Task goal →
Locate each line in the material below that contains the word "monitoring", and copy those lines.

** Begin Exercise input **

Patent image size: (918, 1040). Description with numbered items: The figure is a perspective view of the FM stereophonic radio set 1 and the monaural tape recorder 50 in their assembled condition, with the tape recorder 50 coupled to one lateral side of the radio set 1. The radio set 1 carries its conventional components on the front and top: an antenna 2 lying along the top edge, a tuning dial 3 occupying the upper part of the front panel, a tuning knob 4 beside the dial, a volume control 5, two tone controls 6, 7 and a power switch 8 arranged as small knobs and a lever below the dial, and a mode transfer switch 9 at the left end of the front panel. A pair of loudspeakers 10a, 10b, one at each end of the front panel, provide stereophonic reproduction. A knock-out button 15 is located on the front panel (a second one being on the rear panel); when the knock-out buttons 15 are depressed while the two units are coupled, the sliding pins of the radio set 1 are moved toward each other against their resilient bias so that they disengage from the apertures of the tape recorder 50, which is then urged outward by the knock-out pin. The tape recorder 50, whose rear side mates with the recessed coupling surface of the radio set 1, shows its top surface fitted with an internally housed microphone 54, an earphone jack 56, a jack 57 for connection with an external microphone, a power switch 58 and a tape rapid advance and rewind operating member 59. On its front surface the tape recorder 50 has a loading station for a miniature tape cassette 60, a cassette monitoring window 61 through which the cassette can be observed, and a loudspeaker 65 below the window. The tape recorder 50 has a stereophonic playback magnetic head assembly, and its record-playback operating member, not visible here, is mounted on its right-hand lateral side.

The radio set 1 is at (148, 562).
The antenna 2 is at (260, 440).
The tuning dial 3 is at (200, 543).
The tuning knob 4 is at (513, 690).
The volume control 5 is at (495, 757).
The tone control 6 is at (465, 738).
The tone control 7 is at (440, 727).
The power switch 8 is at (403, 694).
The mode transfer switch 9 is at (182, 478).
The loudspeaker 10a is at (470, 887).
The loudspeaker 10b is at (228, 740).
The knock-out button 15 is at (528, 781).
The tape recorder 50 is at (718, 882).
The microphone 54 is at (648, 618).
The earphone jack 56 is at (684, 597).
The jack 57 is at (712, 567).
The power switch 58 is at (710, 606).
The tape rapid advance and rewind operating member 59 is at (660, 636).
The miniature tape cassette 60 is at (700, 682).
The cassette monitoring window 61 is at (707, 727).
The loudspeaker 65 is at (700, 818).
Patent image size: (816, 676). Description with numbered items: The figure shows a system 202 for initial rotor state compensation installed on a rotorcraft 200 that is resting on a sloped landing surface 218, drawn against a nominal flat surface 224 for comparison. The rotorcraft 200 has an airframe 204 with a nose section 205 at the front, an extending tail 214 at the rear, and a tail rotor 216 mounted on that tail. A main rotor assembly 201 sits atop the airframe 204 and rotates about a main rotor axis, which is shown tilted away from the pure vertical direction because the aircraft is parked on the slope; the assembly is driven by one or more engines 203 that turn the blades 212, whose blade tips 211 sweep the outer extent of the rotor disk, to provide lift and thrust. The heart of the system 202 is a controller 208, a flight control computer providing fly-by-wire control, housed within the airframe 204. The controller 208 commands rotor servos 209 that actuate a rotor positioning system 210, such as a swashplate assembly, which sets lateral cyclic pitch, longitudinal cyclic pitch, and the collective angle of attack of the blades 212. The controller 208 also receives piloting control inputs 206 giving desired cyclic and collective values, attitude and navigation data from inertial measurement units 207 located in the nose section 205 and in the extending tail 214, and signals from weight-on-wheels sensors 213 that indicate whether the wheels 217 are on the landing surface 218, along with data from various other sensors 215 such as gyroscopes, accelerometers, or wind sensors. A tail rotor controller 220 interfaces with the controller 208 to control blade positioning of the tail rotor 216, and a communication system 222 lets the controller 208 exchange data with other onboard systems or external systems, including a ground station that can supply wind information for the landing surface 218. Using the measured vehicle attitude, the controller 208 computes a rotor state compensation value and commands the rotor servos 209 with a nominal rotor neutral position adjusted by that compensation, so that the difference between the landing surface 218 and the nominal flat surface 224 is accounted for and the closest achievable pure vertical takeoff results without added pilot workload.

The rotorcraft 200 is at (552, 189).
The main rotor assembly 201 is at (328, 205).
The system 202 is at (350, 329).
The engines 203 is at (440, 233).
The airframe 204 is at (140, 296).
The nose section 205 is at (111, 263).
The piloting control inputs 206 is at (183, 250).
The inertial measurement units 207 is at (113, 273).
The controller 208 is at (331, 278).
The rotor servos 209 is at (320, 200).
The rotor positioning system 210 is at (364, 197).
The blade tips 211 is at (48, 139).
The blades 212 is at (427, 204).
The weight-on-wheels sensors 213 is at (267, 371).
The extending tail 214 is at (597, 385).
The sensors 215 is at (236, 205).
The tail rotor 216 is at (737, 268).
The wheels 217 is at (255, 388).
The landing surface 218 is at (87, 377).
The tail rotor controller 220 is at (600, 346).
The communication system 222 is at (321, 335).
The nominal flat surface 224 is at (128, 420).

** End Exercise input **

Answer for the task →
Patent image size: (918, 1040). Description with numbered items: The figure is a perspective view of the FM stereophonic radio set 1 and the monaural tape recorder 50 in their assembled condition, with the tape recorder 50 coupled to one lateral side of the radio set 1. The radio set 1 carries its conventional components on the front and top: an antenna 2 lying along the top edge, a tuning dial 3 occupying the upper part of the front panel, a tuning knob 4 beside the dial, a volume control 5, two tone controls 6, 7 and a power switch 8 arranged as small knobs and a lever below the dial, and a mode transfer switch 9 at the left end of the front panel. A pair of loudspeakers 10a, 10b, one at each end of the front panel, provide stereophonic reproduction. A knock-out button 15 is located on the front panel (a second one being on the rear panel); when the knock-out buttons 15 are depressed while the two units are coupled, the sliding pins of the radio set 1 are moved toward each other against their resilient bias so that they disengage from the apertures of the tape recorder 50, which is then urged outward by the knock-out pin. The tape recorder 50, whose rear side mates with the recessed coupling surface of the radio set 1, shows its top surface fitted with an internally housed microphone 54, an earphone jack 56, a jack 57 for connection with an external microphone, a power switch 58 and a tape rapid advance and rewind operating member 59. On its front surface the tape recorder 50 has a loading station for a miniature tape cassette 60, a cassette monitoring window 61 through which the cassette can be observed, and a loudspeaker 65 below the window. The tape recorder 50 has a stereophonic playback magnetic head assembly, and its record-playback operating member, not visible here, is mounted on its right-hand lateral side.
The cassette monitoring window 61 is at (707, 727).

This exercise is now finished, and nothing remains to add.